== Dataset entries ==
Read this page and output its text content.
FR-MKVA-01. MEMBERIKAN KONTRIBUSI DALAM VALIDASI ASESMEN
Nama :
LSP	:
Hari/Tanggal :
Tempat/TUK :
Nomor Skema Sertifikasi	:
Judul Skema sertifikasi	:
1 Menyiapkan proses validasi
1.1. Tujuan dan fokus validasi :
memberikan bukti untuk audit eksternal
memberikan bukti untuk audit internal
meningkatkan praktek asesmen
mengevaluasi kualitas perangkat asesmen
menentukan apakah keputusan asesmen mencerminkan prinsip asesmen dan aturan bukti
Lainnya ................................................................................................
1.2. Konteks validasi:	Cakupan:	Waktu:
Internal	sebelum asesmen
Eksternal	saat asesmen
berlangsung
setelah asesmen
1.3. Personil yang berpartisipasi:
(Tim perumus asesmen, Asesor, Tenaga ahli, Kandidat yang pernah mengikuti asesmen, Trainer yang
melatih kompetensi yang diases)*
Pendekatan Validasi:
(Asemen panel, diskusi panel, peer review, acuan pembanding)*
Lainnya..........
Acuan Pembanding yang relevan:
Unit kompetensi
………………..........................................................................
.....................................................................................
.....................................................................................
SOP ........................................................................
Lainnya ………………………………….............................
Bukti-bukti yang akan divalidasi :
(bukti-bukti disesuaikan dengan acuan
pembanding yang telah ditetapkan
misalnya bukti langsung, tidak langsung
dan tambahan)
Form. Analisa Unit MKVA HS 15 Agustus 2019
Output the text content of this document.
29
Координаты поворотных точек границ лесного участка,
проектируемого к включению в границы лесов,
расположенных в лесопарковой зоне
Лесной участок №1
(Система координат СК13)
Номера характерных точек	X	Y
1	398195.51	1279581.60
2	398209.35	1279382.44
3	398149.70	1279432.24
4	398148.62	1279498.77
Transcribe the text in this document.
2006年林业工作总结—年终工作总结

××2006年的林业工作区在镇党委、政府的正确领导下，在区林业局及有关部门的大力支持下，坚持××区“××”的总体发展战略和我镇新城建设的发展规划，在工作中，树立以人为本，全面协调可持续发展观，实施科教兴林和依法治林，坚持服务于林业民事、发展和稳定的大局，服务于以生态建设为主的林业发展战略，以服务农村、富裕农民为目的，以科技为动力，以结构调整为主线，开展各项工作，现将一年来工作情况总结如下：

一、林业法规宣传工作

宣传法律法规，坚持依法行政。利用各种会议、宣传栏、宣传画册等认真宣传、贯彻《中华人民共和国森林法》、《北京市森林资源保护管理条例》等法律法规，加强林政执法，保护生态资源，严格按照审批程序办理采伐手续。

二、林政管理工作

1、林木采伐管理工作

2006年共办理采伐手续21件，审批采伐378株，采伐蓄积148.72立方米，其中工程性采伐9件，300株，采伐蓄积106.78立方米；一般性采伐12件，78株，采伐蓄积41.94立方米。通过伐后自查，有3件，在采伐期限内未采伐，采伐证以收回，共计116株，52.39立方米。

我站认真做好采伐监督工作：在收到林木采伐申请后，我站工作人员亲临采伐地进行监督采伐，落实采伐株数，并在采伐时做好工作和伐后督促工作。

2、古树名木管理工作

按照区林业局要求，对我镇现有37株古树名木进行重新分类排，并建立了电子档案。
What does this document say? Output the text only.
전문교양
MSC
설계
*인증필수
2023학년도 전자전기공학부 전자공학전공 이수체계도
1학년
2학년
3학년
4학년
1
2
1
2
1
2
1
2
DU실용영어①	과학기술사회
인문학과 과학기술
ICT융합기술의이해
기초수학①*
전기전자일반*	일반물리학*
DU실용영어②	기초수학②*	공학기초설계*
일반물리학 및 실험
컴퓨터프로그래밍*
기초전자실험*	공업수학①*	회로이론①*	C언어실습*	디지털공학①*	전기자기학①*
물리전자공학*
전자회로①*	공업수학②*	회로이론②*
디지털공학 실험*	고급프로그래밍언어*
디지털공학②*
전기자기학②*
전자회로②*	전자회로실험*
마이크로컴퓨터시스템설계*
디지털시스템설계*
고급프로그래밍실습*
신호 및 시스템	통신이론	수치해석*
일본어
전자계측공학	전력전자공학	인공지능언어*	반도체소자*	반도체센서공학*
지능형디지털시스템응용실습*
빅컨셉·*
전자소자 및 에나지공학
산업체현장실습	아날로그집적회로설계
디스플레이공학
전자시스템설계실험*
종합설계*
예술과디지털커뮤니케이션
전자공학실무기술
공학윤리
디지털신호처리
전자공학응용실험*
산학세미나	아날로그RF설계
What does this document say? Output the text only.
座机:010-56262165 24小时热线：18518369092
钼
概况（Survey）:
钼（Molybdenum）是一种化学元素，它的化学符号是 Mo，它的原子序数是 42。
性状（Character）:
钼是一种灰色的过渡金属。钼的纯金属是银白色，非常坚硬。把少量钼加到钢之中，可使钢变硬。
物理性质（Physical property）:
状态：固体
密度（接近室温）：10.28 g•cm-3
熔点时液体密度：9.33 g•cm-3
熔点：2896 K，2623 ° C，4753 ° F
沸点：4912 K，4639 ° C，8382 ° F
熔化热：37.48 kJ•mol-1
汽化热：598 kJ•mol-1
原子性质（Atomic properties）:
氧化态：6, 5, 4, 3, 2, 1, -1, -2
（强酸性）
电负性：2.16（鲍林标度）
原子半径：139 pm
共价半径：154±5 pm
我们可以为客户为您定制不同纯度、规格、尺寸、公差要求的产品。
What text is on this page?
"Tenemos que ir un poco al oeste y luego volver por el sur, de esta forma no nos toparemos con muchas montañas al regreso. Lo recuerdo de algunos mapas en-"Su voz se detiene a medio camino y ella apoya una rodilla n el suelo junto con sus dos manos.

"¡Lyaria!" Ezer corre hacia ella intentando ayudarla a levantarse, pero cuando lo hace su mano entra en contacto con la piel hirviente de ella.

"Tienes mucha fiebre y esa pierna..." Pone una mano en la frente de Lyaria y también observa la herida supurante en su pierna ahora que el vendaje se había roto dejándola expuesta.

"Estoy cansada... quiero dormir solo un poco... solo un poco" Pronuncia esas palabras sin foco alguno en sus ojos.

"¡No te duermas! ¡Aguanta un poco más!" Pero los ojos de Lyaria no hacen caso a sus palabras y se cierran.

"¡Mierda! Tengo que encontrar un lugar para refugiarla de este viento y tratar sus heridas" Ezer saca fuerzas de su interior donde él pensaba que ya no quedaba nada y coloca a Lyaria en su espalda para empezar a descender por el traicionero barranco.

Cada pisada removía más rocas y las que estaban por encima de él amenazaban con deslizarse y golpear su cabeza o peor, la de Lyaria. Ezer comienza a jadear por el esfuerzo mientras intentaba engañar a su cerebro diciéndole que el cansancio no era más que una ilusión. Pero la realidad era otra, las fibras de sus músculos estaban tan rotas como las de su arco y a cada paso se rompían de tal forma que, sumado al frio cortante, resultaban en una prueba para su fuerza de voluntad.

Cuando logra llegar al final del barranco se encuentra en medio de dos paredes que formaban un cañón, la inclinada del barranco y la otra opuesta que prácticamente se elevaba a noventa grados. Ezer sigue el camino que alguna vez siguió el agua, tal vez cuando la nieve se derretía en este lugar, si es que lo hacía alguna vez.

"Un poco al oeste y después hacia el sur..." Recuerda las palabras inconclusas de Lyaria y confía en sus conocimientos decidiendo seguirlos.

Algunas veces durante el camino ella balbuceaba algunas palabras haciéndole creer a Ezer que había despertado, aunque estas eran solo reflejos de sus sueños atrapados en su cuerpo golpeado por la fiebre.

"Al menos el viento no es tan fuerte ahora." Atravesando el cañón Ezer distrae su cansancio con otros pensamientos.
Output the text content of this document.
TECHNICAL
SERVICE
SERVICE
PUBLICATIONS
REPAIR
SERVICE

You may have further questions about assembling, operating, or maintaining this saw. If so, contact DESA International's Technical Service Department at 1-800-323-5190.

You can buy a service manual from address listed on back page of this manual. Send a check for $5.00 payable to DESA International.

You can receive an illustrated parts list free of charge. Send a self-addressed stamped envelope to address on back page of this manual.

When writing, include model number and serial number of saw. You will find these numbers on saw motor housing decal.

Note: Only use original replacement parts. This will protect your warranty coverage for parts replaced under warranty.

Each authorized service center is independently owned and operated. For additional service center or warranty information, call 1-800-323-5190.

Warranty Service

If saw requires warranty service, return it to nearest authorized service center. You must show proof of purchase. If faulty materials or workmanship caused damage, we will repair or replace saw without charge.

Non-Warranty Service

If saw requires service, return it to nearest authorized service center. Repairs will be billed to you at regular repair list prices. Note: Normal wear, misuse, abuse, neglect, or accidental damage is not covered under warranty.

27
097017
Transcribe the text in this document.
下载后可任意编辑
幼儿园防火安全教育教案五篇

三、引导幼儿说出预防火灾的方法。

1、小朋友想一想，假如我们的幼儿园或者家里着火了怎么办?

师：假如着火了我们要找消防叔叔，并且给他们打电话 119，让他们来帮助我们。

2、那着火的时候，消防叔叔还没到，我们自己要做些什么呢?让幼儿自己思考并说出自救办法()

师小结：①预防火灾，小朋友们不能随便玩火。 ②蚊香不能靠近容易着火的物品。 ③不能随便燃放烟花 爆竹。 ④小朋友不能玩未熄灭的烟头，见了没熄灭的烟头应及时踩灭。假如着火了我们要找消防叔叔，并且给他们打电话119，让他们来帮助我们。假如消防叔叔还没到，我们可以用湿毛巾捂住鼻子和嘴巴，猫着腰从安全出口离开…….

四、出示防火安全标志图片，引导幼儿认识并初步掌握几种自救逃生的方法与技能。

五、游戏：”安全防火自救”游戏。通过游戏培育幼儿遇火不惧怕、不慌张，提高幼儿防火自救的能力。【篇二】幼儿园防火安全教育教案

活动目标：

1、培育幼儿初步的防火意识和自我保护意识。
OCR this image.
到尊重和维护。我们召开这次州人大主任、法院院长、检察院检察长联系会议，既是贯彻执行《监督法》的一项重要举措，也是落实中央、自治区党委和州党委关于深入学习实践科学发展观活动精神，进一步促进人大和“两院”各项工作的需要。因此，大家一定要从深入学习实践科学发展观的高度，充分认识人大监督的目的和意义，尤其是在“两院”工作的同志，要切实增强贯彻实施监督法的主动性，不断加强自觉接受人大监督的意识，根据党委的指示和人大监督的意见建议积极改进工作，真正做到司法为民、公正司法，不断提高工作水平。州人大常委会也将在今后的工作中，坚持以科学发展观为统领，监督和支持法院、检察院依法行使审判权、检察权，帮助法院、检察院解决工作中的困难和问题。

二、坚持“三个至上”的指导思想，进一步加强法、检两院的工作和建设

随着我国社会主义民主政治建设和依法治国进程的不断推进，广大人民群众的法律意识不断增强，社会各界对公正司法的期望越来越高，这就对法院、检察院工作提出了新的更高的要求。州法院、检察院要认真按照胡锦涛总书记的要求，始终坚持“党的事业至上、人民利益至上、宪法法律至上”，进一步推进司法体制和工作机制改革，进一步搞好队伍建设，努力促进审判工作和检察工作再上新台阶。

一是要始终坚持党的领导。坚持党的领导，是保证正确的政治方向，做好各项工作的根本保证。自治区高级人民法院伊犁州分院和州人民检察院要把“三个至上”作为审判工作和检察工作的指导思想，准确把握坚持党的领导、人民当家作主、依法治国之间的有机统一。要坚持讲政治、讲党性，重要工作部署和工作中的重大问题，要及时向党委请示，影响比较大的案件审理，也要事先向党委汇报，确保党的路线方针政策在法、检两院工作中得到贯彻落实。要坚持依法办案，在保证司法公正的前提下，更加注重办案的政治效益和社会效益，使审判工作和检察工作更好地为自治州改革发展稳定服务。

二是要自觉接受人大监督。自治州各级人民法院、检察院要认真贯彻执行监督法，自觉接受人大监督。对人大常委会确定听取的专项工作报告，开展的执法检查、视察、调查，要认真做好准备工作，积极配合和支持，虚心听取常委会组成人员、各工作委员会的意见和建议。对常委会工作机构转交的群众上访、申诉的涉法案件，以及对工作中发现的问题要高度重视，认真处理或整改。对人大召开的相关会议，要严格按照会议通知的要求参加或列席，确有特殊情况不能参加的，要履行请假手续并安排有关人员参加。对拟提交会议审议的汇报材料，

== Work to be completed ==
Report the number of lines in the entries above that include the string "MKVA". Give nothing but the number.

== Finished answer ==
2